# PROBLEM DETAILS:
Leaving out the pictures, transcribe all of the records faithfully.

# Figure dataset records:
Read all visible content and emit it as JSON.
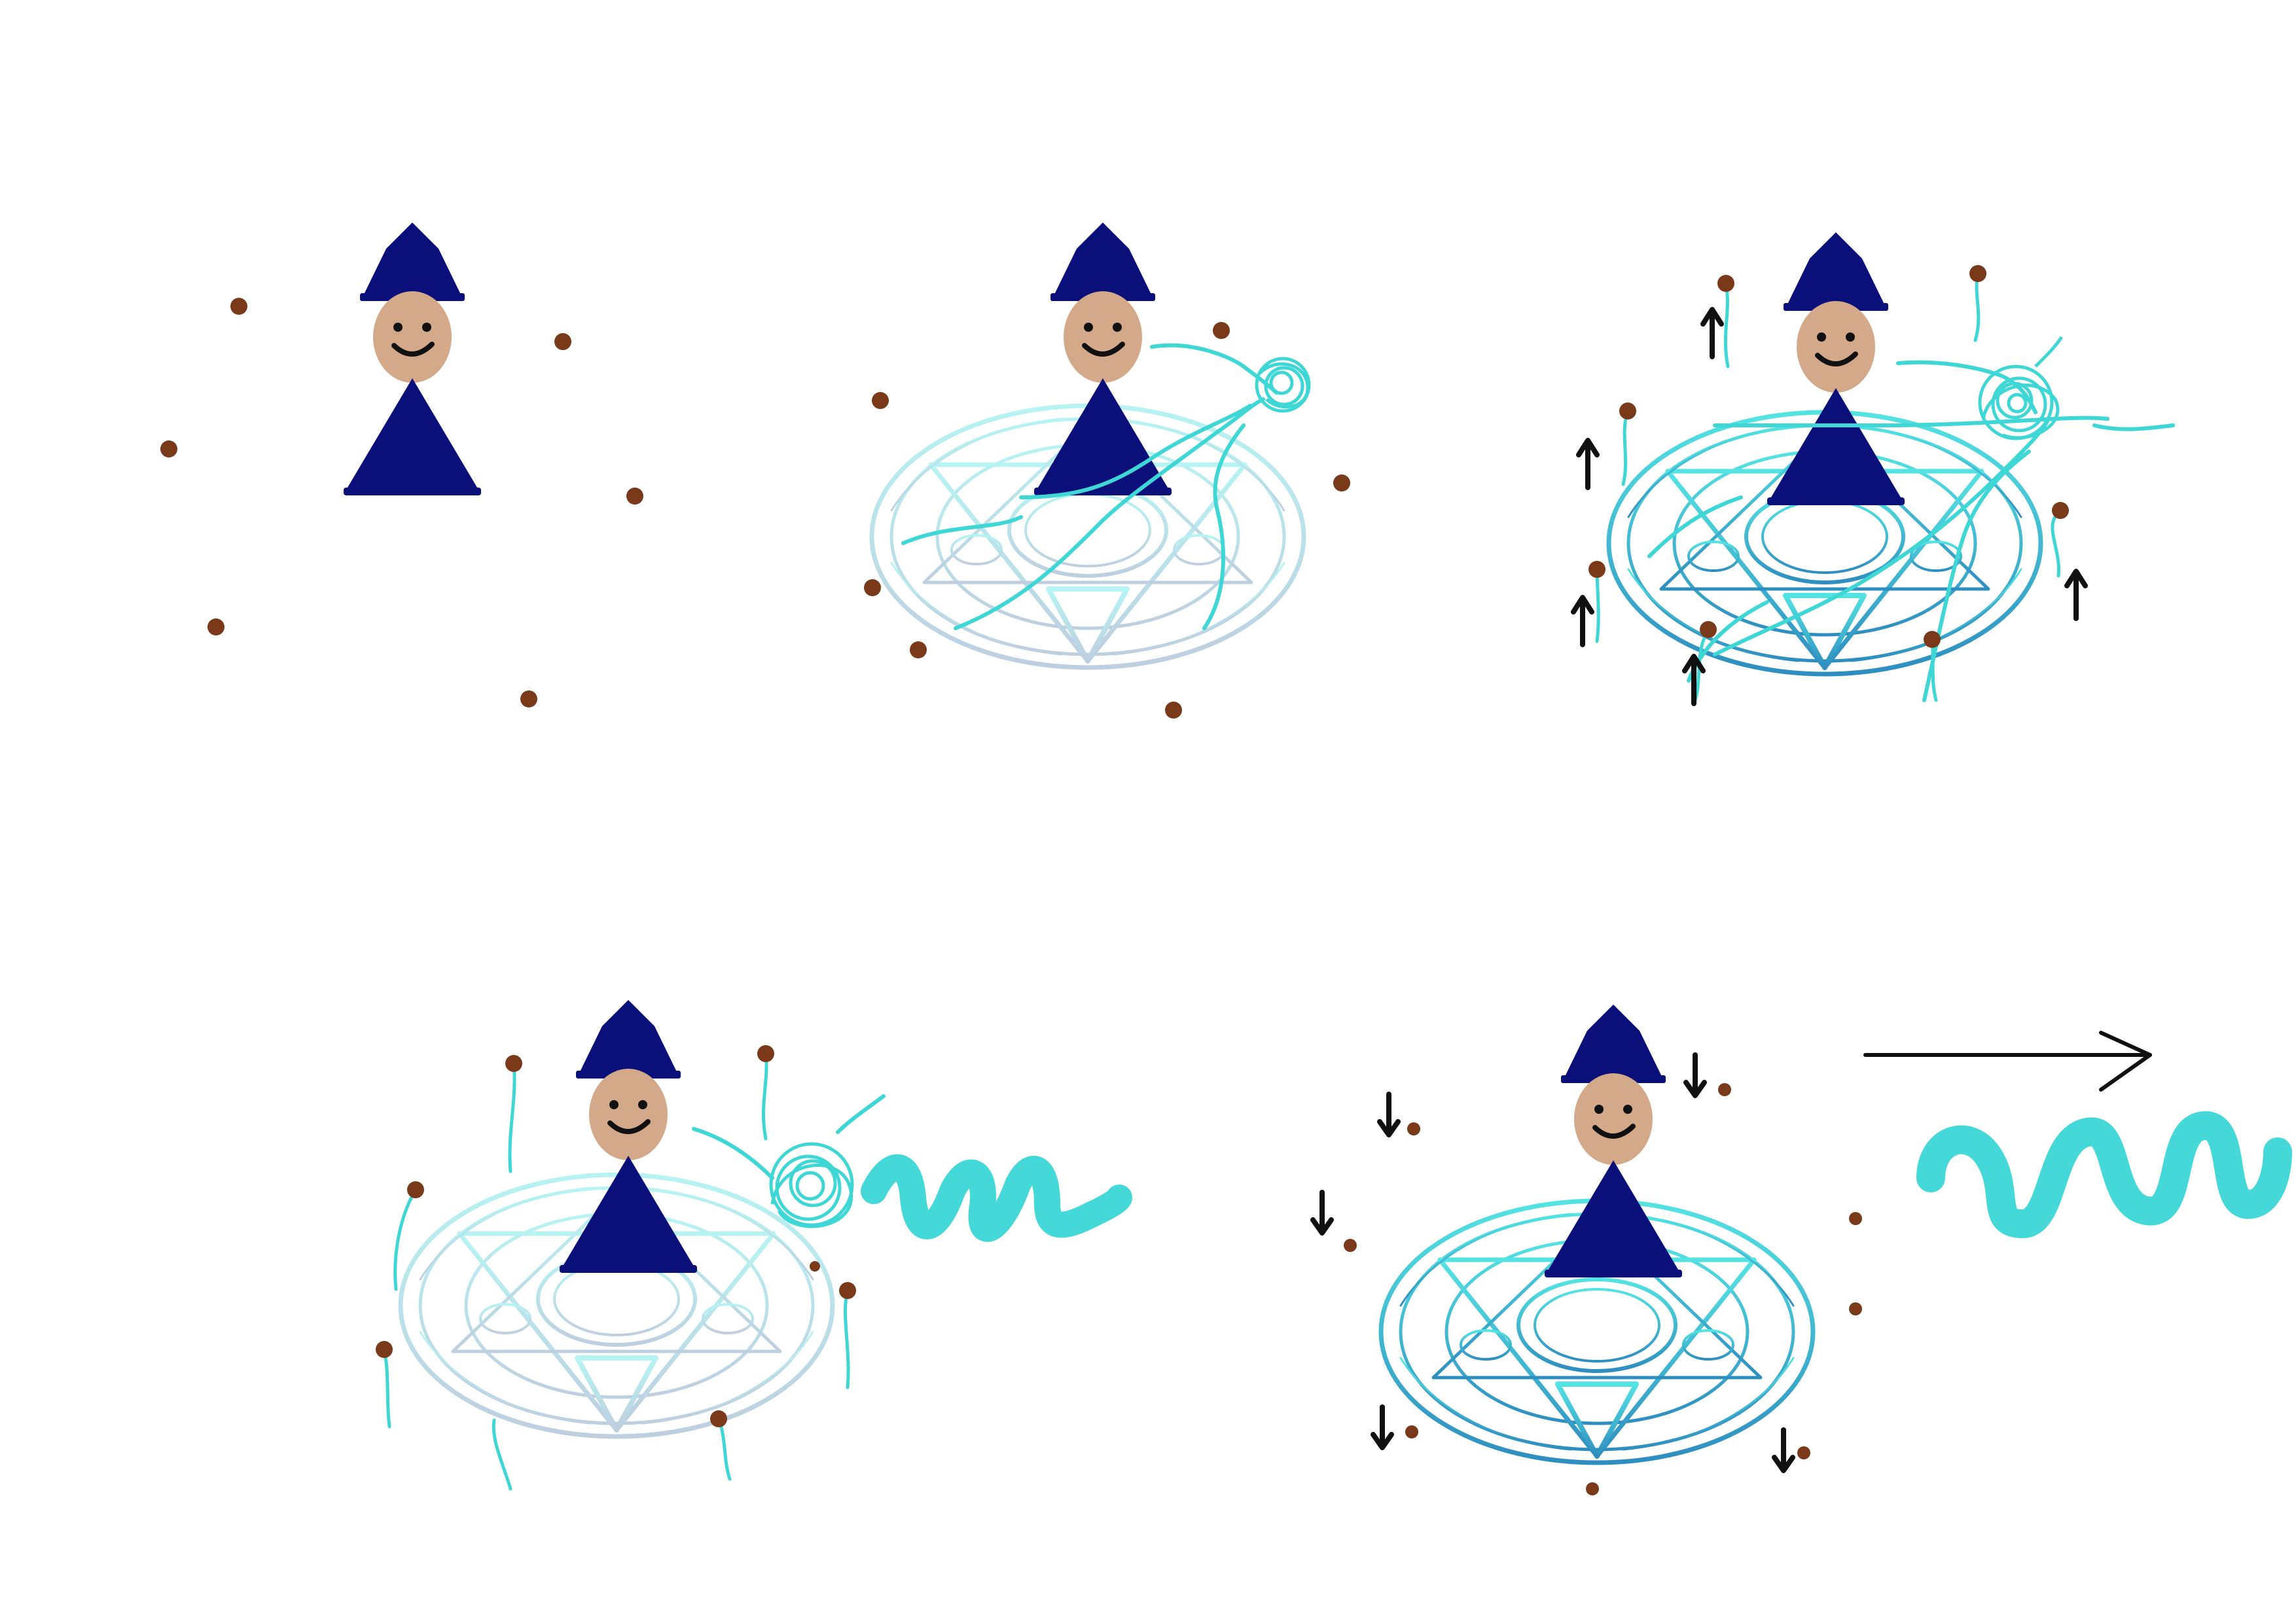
{
  "title": "Wizard casting a water spell in five stages",
  "colors": {
    "background": "#ffffff",
    "robe": "#0b0f7a",
    "face": "#d4a98a",
    "smile": "#111111",
    "particle": "#7a3a1a",
    "magic": "#3fd6d6",
    "circle_light": "#bfe8ee",
    "circle_dark": "#2f93c0",
    "arrow": "#111111"
  },
  "panels": [
    {
      "name": "stage-1",
      "summoned_particles": 8,
      "magic_circle": false,
      "particle_motion": "none",
      "spell": "none"
    },
    {
      "name": "stage-2",
      "summoned_particles": 8,
      "magic_circle": true,
      "particle_motion": "none",
      "spell": "gathering"
    },
    {
      "name": "stage-3",
      "summoned_particles": 8,
      "magic_circle": true,
      "particle_motion": "rising",
      "spell": "charging"
    },
    {
      "name": "stage-4",
      "summoned_particles": 7,
      "magic_circle": true,
      "particle_motion": "rising",
      "spell": "released"
    },
    {
      "name": "stage-5",
      "summoned_particles": 9,
      "magic_circle": true,
      "particle_motion": "falling",
      "spell": "water-wave"
    }
  ],
  "icons": {
    "up_arrow": "up-arrow-icon",
    "down_arrow": "down-arrow-icon",
    "direction_arrow": "right-arrow-icon"
  }
}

# PROBLEM SOLUTION:
Read all visible content and emit it as JSON.
{
  "title": "Wizard casting a water spell in five stages",
  "colors": {
    "background": "#ffffff",
    "robe": "#0b0f7a",
    "face": "#d4a98a",
    "smile": "#111111",
    "particle": "#7a3a1a",
    "magic": "#3fd6d6",
    "circle_light": "#bfe8ee",
    "circle_dark": "#2f93c0",
    "arrow": "#111111"
  },
  "panels": [
    {
      "name": "stage-1",
      "summoned_particles": 8,
      "magic_circle": false,
      "particle_motion": "none",
      "spell": "none"
    },
    {
      "name": "stage-2",
      "summoned_particles": 8,
      "magic_circle": true,
      "particle_motion": "none",
      "spell": "gathering"
    },
    {
      "name": "stage-3",
      "summoned_particles": 8,
      "magic_circle": true,
      "particle_motion": "rising",
      "spell": "charging"
    },
    {
      "name": "stage-4",
      "summoned_particles": 7,
      "magic_circle": true,
      "particle_motion": "rising",
      "spell": "released"
    },
    {
      "name": "stage-5",
      "summoned_particles": 9,
      "magic_circle": true,
      "particle_motion": "falling",
      "spell": "water-wave"
    }
  ],
  "icons": {
    "up_arrow": "up-arrow-icon",
    "down_arrow": "down-arrow-icon",
    "direction_arrow": "right-arrow-icon"
  }
}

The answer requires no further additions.